(PASSAGE PROVIDED begins)

An editorial cartoonist, also known as a political cartoonist, is an artist who draws editorial cartoons that contain some level of political or social commentary. Their cartoons are used to convey and question an aspect of daily news or current affairs in a national or international context. Political cartoonists generally adopt a caricaturist style of drawing, to capture the likeness of a politician or subject. They may also employ humor or satire to ridicule an individual or group, emphasize their point of view or comment on a particular event.
Self-caricature by an editorial cartoonist
The traditional and most common outlet for political cartoonists is the pocket cartoon, usually appears in the editorial page or the front news page of a newspaper, in the front news section of a newspaper. Editorial cartoons are not usually found in the dedicated comic section, although certain cartoons or comic strips have achieved crossover status.
Historically, these are quick, hand-drawn ink drawings, scanned and reproduced in black and white and published in print newspapers. The introduction of color came later, and more recently the use of digital drawing tools are a popular and efficient way to produce work quickly for newspaper deadlines.
Editorial cartoonists may reflect the political opinion expressed in the editorial page, or a newspaper in general, but they can also express opposing views, or opt for more populist humor that often reflects the conventional wisdom of the readers.
Historically, these artists have roots in ancient art forms, such as the cave painting of Early Man, or the hieroglyphics of Egypt, in terms of their role in informing society. Cartoonists in many ways take on the role of a court jester, who though employed by a King or ruler, would often mimic and ridicule him and his regime in his performances, to entertain the court, or 'the common man'.

(PASSAGE PROVIDED ends)

REQUIREMENT 1
Please list everything the passage on editorial cartoonists says these artists may use humor or satire to do.
REQUIREMENT 2
Carry on the passage on editorial cartoonists from its final sentence.
The items that follow have nothing to do with the tasks.

(DATASET CONTENT begins)

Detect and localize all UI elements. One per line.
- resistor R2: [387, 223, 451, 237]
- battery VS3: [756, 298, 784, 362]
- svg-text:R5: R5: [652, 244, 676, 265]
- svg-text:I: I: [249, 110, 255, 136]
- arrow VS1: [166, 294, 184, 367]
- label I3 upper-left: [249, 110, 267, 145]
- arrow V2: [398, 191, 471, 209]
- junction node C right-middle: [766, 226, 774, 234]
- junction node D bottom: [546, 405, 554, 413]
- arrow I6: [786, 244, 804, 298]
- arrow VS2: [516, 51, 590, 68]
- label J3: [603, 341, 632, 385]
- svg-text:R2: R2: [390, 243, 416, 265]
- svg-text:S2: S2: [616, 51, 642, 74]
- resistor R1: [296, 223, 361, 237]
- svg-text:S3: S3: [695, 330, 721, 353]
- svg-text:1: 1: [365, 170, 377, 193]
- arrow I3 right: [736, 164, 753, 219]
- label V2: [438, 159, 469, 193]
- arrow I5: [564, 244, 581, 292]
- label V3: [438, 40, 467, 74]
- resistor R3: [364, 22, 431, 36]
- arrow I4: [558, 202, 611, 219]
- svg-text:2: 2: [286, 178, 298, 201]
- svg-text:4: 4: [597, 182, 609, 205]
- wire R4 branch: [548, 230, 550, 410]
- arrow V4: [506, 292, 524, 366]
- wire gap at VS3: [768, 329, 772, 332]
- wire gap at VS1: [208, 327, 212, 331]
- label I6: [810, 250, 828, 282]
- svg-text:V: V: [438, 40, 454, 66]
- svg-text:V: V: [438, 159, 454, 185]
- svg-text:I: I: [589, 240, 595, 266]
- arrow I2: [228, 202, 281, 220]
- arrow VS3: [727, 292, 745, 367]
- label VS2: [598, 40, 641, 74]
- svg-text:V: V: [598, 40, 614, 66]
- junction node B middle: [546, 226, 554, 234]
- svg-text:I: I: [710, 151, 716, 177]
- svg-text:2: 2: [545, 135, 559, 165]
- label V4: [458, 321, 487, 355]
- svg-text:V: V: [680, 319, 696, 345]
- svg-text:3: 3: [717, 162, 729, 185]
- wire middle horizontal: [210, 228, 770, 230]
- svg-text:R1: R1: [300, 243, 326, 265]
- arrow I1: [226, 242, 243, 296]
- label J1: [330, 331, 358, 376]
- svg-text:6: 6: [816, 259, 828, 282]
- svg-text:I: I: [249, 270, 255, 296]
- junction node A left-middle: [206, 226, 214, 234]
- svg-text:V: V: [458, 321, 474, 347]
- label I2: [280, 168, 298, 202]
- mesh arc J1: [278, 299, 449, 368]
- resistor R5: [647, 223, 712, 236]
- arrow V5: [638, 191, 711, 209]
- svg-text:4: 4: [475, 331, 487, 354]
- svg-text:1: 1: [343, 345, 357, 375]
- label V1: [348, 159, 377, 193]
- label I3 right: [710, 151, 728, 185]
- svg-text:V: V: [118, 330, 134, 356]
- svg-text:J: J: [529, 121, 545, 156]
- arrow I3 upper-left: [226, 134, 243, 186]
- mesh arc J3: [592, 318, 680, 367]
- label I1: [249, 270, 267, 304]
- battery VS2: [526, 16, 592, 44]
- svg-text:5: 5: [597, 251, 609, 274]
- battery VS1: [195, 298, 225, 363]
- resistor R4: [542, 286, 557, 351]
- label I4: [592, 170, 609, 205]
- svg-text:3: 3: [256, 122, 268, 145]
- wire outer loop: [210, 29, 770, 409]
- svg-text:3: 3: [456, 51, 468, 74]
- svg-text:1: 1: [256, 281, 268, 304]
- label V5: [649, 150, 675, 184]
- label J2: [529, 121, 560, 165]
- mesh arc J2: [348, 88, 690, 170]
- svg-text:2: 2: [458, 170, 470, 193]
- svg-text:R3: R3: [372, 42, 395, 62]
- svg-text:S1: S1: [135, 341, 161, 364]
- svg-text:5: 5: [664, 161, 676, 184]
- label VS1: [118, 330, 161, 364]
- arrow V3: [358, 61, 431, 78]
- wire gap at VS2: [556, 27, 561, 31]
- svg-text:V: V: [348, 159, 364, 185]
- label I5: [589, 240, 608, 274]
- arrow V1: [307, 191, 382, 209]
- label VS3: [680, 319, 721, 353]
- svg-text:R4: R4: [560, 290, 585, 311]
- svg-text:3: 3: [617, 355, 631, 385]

(DATASET CONTENT ends)

ANSWER BOX 1
- Ridicule an individual or group
- Emphasize their point of view
- Comment on a particular event

ANSWER BOX 2
In recent years, the internet has become an excellent means for distributing this kind of short format media, humor, and minority political opinions, leading to a large growth in the popularity of online and alternative editorial cartoons.
The rise of comic journalism online, which combines the longer comic strip format as a means to relay a story in more depth, is very effective in a vertical web format. As visual journalists, they can tell a story in a visual way, with words and images.
Because an editorial cartoonist expresses an idea visually, with little or no text or words, it can be understood across many languages and countries. A strong tradition of editorial cartooning can be found throughout the world, in all kinds of political environments, including Cuba, Australia, Malaysia, Pakistan, India, Iran, France, Denmark, Canada and the United States.
In the United States, there are more than a hundred published editorial cartoonists, from both sides of the Republican-Democrat divide.
In India, the most common and popular form of political commentary is the pocket cartoon. R. K. Laxman, Sudhir Dar, Mario Miranda, E. P. Unny, Shekhar Gurera, Ajit Ninan are some of the popular editorial cartoonists, through their daily pocket cartoons.
A political cartoonist's aim is often to encourage debate; they can also fuel controversy. Their work can expose corrupt or abusive regimes, governments or political groups, and therefore often put themselves and their publishers at risk.
In 2005, Danish cartoonist Kurt Westergaard received numerous death threats and was attacked in his home by man with an axe.
In 2015, the French satirical magazine Charlie Hebdo's offices were attacked by two Islamist gunmen in reaction to publishing cartoons of the Prophet Muhammad. Twelve employees were killed, including staff cartoonists Charb, Cabu, Honoré, Tignous and Wolinski.
The Cartoonists Rights Network International awards the annual Courage in Editorial Cartooning Award to political cartoonists who show bravery and risk their own safety to publish their work. In 2015, this accolade was awarded to Atena Farghadani of Iran, who was jailed for more than 12 years for publishing a cartoon of Iran's parliament with heads of various animals.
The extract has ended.